In the summer of 2009, Shou Zi Chew was working as a student intern for Facebook. Just over a decade later, he had worked his way up to be the head of the US tech giant’s biggest competitor.

The 40-year-old Singaporean will follow his former boss Mark Zuckerberg when he appears before Congress on Thursday to face questions about concerns surrounding the world’s most popular app.

Members of the House Energy and Commerce Committee will ask him about allegations relating to TikTok’s ties to the Chinese government, which has led some US lawmakers to call for an outright ban of the viral app over fears that it is used as a tool for spying and spreading propaganda.

The Congress members may also take the opportunity to get to know the enigmatic tech leader a bit more, as it is one of the only public appearances he has ever made in the US despite TikTok being used by more than 150 million people in the country.

So little is known of him that as of 22 March, 2023, his Wikipedia page is just six sentences long. By contrast, Mr Zuckerberg’s page stretches to more than 6,000 words.

So what is known about him?

After growing up in Singapore, he moved to London for a bachelor’s degree in economics at University College London, which he graduated from in 2006. His LinkedIn profile shows that he then worked as an investment banker at Goldman Sachs before moving to Boston for an MBA at Harvard Business School. Unlike Mr Zuckerberg, he actually finished his course at Harvard.

It is on his Harvard alumni page, which appears to now be only accessible through archived versions, where he claims to have interned at Facebook. “I was working for a startup that summer,” he said. “It was called Facebook.”

It was also there that he met his wife Vivian Kao “over email”.

Together they have two children, neither of which he claims now use TikTok. “They’re too young for that,” he said during a rare public appearance at The New York Times’ 2022 DealBook Summit.

----

• [Work required]
Proceed with the text on TikTok's chief executive Shou Zi Chew, starting after its last sentence. The rows that follow are not required for this exercise.

----

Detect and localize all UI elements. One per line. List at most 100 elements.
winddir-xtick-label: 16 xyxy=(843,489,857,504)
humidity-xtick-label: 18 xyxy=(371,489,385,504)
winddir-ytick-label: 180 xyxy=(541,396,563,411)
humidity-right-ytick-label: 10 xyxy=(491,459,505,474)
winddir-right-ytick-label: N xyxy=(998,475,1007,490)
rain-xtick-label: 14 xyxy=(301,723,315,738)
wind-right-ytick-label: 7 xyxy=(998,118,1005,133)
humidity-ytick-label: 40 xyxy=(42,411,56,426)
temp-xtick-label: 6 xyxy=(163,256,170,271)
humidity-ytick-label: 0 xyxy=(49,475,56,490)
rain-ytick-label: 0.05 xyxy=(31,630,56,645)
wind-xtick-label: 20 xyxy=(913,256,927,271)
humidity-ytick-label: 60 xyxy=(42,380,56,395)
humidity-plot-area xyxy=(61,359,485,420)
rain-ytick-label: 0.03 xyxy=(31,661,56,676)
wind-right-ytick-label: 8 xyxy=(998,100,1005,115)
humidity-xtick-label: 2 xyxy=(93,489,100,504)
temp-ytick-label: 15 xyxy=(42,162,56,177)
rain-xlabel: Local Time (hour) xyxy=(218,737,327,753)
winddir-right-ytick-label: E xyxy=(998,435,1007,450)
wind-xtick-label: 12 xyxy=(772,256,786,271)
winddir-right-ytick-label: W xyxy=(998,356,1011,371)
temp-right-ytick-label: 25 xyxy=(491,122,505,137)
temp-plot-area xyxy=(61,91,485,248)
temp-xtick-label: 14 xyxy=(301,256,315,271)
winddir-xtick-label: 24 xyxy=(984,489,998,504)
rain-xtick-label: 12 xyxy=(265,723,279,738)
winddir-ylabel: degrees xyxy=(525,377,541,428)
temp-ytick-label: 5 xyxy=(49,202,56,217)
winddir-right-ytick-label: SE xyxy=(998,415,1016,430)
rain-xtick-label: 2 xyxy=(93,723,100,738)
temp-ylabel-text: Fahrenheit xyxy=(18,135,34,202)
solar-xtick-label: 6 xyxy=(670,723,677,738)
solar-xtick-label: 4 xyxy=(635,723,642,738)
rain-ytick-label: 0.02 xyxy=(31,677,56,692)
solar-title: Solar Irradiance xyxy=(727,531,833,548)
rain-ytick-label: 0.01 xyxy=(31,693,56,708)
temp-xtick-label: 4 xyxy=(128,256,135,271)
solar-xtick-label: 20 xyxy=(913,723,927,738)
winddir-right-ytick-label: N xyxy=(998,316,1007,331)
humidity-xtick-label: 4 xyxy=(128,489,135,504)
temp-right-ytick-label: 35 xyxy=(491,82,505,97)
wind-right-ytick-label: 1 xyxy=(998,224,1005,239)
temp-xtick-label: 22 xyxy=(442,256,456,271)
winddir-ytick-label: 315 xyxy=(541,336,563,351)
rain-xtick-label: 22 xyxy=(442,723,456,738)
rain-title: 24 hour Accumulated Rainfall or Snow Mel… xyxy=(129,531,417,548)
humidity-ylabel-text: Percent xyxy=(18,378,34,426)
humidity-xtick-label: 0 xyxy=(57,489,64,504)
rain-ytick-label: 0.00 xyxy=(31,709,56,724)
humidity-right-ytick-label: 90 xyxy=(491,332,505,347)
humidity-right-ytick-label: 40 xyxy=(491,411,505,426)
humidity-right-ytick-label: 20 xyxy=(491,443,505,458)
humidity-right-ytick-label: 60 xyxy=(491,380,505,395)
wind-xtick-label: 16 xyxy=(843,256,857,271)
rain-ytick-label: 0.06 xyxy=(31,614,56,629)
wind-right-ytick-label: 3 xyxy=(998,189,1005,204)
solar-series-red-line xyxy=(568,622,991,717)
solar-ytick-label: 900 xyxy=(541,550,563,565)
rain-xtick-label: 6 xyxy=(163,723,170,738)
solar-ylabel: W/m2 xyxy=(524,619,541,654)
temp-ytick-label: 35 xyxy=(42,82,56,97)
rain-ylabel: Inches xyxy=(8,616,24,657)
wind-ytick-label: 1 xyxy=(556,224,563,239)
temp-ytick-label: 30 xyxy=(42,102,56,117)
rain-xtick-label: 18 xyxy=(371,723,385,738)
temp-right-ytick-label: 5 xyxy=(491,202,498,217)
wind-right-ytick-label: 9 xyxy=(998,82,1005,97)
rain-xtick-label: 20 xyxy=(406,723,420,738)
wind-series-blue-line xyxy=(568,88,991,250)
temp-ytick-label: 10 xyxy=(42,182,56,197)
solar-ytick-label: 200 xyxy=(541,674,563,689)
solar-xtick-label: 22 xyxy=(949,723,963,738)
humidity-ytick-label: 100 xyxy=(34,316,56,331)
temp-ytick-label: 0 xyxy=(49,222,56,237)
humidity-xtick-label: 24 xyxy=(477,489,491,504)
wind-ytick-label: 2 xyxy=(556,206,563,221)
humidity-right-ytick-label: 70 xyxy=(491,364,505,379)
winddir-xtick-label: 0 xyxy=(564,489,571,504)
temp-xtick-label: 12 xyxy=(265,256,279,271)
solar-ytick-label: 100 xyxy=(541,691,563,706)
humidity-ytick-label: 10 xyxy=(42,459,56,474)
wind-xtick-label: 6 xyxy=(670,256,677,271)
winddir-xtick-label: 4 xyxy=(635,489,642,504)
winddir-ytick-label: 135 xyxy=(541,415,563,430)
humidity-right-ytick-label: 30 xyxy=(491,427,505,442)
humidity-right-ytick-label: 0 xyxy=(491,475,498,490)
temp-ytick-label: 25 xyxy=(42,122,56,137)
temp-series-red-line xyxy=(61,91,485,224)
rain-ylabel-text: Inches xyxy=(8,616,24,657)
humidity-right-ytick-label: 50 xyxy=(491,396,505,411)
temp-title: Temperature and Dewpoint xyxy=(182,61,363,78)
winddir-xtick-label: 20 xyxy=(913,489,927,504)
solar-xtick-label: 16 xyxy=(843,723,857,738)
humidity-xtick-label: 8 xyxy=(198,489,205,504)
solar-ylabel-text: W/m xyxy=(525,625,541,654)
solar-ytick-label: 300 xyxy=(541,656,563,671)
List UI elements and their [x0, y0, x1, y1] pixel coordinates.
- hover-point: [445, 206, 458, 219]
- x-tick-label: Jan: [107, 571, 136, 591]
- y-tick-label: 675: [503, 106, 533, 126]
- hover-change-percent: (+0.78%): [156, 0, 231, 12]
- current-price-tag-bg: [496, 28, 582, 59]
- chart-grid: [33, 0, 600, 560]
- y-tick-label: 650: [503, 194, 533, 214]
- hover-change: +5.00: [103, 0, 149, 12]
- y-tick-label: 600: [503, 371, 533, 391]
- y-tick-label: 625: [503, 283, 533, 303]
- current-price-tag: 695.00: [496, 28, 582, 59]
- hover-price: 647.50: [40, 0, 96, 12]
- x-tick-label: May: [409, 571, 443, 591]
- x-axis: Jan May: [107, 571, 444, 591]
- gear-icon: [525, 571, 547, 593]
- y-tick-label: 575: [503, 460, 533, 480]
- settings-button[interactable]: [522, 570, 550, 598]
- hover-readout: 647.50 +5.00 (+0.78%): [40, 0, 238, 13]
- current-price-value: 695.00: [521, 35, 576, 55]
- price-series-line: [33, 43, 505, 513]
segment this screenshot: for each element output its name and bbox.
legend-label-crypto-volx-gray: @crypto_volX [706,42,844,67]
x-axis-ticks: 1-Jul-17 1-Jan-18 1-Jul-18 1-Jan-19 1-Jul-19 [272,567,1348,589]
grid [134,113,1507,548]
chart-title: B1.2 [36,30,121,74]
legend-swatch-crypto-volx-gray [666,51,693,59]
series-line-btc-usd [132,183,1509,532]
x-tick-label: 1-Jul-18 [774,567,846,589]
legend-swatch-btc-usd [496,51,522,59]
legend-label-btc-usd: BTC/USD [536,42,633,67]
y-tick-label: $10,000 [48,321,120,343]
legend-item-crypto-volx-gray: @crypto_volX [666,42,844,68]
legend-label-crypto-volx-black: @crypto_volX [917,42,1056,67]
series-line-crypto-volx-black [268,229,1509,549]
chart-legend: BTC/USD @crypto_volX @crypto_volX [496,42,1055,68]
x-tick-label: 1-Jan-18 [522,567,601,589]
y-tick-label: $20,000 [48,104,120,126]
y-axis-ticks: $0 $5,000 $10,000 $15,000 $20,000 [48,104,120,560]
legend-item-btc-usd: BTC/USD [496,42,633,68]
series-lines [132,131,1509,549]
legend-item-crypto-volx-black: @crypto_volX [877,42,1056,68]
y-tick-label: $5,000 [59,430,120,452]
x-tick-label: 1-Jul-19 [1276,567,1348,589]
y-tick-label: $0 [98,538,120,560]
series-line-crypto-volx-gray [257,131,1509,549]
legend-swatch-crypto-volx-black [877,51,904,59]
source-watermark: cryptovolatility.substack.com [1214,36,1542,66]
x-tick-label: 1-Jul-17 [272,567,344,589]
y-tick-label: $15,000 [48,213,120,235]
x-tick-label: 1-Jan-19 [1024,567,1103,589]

----

• [Answer section]
After Harvard, the pair moved to China where he worked as a venture capital banker in Beijing. One of the investments he made was in TikTok’s parent company ByteDance, which at the time was a small machine-learning startup.

His interest in the tech sector drew him to his next major role as chief financial officer of Chinese phone maker Xiaomi. During his time there, he helped take the company public in what was one of the country’s biggest tech IPOs in history.

He joined TikTok in March 2021, also serving as a CFO before taking on the top role of CEO just a few months later in May.

Under his stewardship, Mr Chew pushed TikTok to become the biggest Chinese tech success story the US and the world has ever seen. But it is because of its origin and the unavoidable links to the Chinese state – all companies in China must agree to share data with the Commuist Party if requested – that the app’s very existence is now under threat.

It means Mr Chew’s low public profile compared to other tech leaders is unlikely to last long, with the scrutiny surrounding TikTok and its CEO expected to keep growing until either a ban is put in place or a resolution is found.